**PROBLEM TO SOLVE**:
Identify all lines below that hold "kran" and collect them.

**EXTRACTED INFORMATION**:

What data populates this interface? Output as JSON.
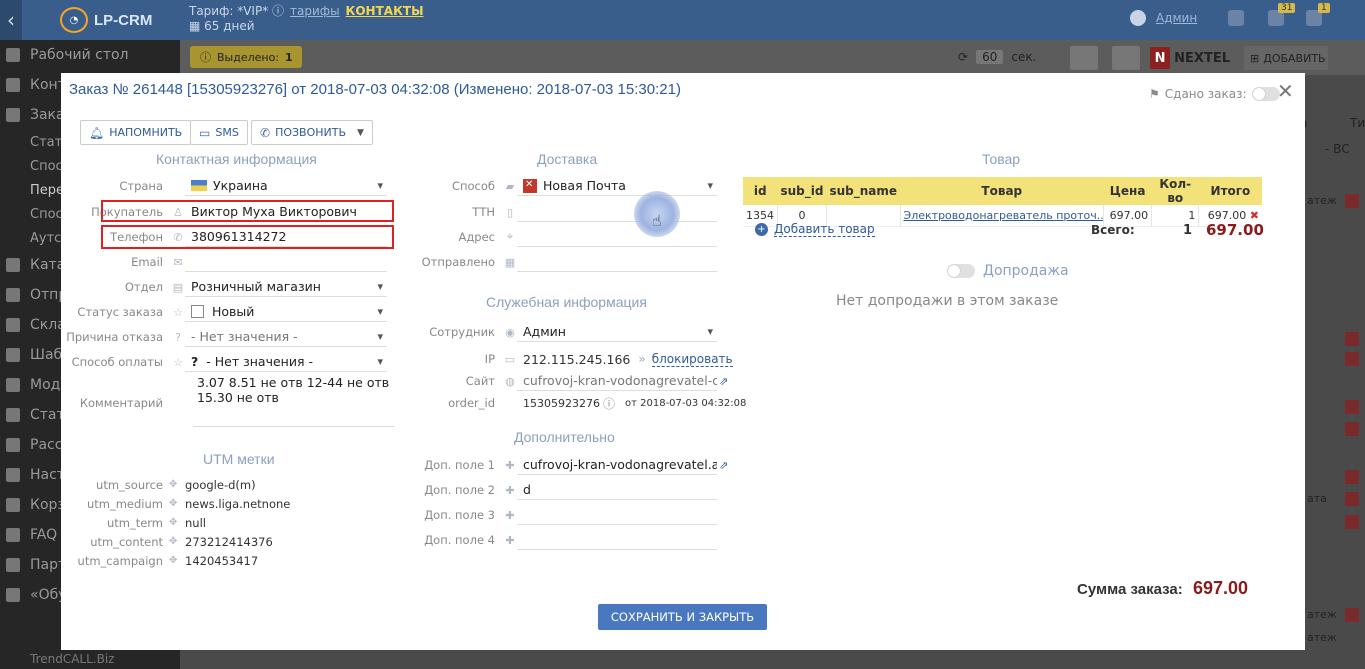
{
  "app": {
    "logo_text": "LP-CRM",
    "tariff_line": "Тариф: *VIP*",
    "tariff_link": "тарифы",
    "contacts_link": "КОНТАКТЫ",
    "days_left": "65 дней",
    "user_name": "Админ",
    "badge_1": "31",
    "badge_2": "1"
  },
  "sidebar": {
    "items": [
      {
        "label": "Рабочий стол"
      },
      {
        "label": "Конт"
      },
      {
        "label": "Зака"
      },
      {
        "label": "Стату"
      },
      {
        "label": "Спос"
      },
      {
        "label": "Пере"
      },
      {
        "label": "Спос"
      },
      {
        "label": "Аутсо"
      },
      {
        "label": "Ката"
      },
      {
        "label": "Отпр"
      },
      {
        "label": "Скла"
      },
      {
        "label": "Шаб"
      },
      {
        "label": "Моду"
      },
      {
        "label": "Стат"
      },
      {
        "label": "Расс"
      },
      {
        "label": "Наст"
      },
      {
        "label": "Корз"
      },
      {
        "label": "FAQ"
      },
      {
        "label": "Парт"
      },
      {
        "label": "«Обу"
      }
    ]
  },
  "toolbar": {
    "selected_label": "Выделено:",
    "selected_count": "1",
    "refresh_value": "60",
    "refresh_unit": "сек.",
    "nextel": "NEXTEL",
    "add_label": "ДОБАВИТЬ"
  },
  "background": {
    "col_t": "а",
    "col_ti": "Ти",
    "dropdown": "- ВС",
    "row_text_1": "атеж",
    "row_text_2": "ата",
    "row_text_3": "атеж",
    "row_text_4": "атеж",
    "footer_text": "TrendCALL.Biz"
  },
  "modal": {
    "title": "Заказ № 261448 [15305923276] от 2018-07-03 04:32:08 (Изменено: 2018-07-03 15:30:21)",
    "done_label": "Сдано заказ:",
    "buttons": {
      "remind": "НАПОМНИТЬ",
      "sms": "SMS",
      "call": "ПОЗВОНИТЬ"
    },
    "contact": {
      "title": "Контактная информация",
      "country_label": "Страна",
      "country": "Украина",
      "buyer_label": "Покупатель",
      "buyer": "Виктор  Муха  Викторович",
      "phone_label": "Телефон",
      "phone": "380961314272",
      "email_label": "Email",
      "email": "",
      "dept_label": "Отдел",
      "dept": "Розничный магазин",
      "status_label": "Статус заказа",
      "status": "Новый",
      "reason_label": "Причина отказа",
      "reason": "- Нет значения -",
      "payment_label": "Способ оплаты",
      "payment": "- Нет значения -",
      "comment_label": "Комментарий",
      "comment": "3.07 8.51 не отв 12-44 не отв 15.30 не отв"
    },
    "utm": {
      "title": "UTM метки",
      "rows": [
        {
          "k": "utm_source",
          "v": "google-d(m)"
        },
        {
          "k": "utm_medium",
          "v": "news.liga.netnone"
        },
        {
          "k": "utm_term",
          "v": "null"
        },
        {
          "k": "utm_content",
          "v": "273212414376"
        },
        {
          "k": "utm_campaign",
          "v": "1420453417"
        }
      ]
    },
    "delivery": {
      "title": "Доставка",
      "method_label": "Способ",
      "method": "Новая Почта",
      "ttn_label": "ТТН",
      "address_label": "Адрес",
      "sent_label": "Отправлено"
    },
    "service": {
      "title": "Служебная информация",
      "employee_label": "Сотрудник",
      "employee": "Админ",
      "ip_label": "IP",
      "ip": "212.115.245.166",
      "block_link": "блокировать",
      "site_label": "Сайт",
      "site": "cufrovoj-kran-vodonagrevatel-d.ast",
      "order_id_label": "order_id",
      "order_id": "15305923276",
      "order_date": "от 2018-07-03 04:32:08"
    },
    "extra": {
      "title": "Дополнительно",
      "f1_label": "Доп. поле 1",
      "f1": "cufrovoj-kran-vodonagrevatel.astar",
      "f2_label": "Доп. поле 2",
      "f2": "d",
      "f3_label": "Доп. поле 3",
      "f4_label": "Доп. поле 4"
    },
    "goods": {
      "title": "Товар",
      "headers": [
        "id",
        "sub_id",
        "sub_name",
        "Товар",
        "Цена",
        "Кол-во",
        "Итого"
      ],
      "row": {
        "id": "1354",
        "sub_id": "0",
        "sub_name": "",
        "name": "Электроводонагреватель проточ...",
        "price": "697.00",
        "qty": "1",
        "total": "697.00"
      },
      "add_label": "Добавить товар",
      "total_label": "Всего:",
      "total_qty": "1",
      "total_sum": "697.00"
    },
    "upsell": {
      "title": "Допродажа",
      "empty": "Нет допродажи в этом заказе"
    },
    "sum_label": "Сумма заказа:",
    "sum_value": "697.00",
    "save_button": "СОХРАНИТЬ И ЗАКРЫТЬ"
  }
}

**OUTPUT OF THE TASK**:
      "site": "cufrovoj-kran-vodonagrevatel-d.ast",
      "f1": "cufrovoj-kran-vodonagrevatel.astar",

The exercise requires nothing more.